[START Records to use]
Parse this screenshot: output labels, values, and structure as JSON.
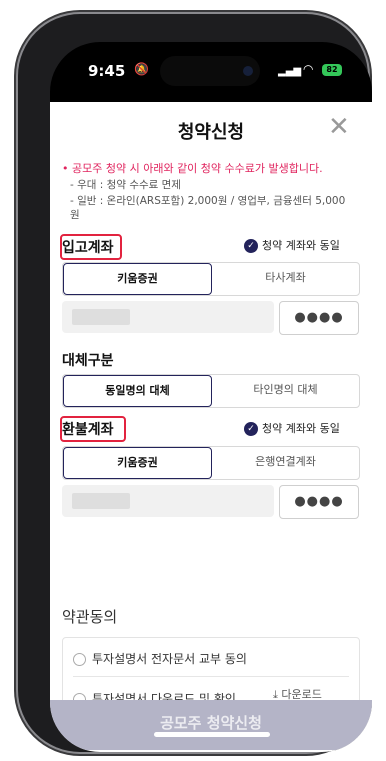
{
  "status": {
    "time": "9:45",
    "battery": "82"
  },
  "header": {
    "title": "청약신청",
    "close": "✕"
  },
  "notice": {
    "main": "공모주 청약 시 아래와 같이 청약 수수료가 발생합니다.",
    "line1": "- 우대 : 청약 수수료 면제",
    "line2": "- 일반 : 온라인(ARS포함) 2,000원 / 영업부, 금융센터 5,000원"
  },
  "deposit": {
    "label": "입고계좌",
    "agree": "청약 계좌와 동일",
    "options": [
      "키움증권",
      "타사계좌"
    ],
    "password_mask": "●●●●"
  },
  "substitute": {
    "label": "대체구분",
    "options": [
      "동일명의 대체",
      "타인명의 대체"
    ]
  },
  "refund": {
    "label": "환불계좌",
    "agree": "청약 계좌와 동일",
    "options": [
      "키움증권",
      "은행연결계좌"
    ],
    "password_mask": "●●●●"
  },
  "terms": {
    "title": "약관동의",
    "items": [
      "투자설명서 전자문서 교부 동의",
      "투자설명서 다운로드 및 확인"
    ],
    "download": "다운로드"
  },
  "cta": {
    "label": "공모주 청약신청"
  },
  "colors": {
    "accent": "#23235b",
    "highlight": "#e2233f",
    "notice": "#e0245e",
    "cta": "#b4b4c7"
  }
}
[END Records to use]
[START Records to use]
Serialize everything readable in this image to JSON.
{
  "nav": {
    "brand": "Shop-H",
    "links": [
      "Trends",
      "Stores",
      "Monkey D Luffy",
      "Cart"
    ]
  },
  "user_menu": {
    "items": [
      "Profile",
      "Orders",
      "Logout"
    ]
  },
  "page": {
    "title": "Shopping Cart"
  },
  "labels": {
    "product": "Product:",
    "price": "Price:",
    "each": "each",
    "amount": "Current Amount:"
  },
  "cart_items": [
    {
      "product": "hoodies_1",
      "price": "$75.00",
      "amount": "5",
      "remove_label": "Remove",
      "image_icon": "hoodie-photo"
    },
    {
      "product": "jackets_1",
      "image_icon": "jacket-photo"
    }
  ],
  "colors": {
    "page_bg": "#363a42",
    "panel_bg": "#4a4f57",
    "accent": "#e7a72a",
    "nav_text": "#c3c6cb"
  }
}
[END Records to use]
[START Records to use]
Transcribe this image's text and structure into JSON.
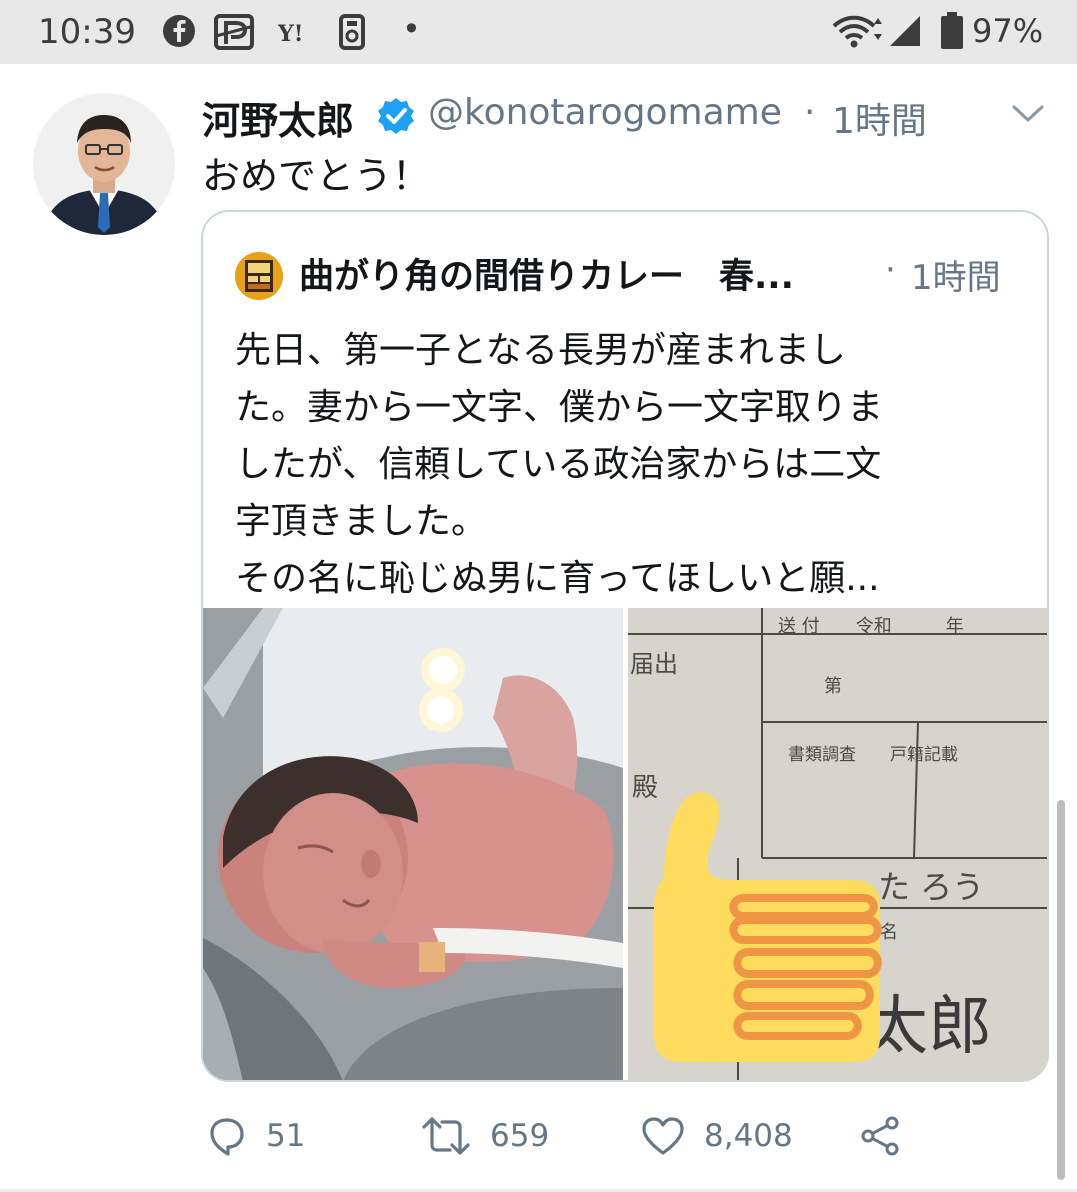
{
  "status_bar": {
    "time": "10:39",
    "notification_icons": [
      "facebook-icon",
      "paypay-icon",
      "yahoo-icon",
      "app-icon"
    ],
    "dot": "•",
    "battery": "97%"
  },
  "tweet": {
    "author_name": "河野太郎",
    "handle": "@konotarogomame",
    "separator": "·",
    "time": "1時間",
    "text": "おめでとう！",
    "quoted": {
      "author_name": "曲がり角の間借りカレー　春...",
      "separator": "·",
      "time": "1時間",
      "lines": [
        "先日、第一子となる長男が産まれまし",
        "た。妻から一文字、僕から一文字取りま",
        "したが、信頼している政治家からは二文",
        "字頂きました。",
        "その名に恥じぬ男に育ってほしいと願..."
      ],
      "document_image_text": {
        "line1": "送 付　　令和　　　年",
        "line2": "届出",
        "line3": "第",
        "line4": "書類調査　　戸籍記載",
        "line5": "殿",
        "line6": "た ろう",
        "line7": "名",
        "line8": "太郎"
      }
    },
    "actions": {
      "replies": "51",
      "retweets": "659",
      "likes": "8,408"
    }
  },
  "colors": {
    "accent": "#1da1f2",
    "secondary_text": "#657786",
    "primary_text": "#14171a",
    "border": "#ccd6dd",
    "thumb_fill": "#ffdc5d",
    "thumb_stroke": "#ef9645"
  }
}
[END Records to use]
- Your task: Where a line contains the string "structure", extract that line.

- Right answer:
Parse this screenshot: output labels, values, and structure as JSON.
Transcribe this image's text and structure into JSON.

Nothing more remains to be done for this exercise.